--- START ---
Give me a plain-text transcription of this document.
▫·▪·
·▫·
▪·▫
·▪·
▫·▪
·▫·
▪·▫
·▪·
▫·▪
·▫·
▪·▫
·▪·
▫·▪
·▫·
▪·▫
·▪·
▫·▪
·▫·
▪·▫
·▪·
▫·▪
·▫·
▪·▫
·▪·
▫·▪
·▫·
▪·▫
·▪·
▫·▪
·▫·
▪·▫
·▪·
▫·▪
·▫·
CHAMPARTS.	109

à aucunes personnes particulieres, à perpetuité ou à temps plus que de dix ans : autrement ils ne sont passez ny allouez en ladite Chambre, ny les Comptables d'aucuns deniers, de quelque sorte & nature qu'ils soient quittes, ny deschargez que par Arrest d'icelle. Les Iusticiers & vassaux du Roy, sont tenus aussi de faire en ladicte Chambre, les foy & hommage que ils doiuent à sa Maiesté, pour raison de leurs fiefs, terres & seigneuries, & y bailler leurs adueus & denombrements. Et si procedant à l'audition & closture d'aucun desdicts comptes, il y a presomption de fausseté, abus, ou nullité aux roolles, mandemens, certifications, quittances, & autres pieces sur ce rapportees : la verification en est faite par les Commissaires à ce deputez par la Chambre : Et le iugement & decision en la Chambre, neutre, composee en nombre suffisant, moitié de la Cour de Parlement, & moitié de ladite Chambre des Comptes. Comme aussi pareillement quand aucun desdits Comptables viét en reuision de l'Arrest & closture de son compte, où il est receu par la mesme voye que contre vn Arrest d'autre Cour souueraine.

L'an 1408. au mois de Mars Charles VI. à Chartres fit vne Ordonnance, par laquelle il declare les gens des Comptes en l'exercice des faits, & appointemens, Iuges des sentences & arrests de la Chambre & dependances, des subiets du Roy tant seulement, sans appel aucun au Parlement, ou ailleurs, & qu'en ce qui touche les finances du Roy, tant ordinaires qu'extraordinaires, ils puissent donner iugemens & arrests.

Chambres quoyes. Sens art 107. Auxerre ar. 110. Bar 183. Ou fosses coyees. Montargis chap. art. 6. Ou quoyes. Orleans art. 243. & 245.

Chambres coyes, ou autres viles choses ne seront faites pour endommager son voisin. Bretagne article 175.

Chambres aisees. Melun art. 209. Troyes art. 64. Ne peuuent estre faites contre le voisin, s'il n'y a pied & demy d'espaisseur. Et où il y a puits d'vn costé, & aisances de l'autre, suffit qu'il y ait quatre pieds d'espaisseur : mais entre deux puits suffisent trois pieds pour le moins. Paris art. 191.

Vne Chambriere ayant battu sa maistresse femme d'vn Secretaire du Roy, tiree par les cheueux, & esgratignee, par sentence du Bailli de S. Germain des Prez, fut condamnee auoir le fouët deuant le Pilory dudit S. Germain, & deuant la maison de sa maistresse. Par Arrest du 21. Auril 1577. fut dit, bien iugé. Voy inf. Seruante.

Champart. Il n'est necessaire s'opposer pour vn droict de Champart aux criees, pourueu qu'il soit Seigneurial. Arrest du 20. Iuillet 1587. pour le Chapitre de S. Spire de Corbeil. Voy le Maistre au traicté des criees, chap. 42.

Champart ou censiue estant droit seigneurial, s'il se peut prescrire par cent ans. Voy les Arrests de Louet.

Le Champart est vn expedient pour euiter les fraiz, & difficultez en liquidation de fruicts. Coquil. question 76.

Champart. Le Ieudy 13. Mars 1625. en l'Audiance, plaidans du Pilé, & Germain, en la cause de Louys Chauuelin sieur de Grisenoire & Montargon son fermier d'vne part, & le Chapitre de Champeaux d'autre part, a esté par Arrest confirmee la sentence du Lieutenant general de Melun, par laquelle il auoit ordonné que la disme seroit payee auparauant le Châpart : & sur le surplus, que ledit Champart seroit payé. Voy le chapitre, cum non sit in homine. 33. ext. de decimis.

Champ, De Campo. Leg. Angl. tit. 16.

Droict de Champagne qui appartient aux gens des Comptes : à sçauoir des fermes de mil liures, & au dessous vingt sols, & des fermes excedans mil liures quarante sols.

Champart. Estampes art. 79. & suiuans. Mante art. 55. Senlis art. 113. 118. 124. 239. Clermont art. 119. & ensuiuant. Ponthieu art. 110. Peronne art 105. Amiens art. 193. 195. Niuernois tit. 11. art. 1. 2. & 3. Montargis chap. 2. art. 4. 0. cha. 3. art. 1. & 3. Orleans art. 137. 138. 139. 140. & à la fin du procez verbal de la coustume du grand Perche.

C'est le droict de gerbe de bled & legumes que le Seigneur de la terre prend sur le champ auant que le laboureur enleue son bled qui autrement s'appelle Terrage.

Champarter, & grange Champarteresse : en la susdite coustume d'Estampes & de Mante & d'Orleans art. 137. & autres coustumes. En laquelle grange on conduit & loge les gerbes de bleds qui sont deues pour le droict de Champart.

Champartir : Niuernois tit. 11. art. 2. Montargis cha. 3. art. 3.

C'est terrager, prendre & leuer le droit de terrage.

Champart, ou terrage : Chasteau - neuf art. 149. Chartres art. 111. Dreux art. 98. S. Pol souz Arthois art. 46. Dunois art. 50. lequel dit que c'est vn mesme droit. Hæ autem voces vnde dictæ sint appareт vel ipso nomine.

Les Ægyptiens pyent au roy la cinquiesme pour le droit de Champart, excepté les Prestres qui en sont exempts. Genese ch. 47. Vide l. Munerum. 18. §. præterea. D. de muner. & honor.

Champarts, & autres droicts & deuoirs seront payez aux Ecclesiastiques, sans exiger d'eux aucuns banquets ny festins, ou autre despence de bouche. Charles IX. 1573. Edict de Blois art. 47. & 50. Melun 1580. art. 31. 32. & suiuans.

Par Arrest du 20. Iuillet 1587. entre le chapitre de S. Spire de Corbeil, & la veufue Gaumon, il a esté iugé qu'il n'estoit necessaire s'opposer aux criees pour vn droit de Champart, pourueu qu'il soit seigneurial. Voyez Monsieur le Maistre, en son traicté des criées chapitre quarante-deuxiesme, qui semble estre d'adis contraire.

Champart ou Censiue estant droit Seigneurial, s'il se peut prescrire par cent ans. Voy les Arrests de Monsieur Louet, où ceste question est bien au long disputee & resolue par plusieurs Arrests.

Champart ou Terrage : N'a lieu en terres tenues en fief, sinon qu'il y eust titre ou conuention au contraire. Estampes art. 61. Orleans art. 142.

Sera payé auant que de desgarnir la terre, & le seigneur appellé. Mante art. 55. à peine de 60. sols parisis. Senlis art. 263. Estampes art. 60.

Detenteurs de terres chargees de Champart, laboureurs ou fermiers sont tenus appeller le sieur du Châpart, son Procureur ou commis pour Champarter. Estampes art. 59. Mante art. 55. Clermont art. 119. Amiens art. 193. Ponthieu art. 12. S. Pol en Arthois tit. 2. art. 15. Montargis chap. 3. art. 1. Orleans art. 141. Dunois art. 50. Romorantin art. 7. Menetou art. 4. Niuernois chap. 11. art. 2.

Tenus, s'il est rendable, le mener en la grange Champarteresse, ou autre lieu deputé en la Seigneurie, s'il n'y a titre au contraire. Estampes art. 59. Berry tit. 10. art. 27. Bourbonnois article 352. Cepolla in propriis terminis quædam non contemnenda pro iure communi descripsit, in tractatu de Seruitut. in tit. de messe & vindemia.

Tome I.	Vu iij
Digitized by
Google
--- END ---
--- START ---
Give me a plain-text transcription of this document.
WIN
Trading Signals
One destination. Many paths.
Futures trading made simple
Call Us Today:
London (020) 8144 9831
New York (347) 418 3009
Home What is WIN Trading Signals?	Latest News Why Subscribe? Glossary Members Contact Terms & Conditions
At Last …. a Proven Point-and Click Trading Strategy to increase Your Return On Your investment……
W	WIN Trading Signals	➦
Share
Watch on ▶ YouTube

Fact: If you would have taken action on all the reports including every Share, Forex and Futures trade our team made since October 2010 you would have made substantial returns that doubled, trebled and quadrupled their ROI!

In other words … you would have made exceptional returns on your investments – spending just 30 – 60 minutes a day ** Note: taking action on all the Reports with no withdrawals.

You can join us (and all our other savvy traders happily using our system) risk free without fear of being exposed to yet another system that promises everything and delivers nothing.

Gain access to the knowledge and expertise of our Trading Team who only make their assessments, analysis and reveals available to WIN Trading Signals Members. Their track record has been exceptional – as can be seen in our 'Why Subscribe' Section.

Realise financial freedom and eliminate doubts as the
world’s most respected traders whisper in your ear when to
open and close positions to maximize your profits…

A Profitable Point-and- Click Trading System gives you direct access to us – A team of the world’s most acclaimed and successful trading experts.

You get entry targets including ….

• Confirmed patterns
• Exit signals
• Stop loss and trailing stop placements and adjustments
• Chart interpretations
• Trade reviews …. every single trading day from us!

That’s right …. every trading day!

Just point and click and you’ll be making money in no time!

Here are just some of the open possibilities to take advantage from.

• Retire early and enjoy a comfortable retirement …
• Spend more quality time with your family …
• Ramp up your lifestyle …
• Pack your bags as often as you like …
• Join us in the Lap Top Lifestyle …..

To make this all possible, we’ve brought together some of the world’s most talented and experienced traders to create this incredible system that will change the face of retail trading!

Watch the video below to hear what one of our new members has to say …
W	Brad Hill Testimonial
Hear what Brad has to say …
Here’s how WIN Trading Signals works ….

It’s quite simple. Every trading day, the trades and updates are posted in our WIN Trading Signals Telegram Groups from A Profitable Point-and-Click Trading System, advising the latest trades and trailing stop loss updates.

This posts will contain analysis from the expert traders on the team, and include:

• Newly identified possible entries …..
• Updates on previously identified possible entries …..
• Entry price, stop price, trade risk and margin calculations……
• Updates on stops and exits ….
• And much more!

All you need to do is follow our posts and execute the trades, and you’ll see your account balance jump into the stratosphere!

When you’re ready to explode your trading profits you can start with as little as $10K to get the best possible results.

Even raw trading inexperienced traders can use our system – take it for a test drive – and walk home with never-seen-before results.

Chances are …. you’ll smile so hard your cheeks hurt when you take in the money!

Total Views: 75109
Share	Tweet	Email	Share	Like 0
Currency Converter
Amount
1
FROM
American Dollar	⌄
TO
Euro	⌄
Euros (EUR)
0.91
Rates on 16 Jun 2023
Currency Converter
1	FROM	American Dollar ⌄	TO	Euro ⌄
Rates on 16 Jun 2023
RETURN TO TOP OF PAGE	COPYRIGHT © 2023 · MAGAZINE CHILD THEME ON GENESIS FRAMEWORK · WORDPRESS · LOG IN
--- END ---
- **WHAT IS BEING ASKED**
Examine the records above and give the number of lines in which the string "exceptional" appears, with no other words.

- **TASK RESPONSE**
2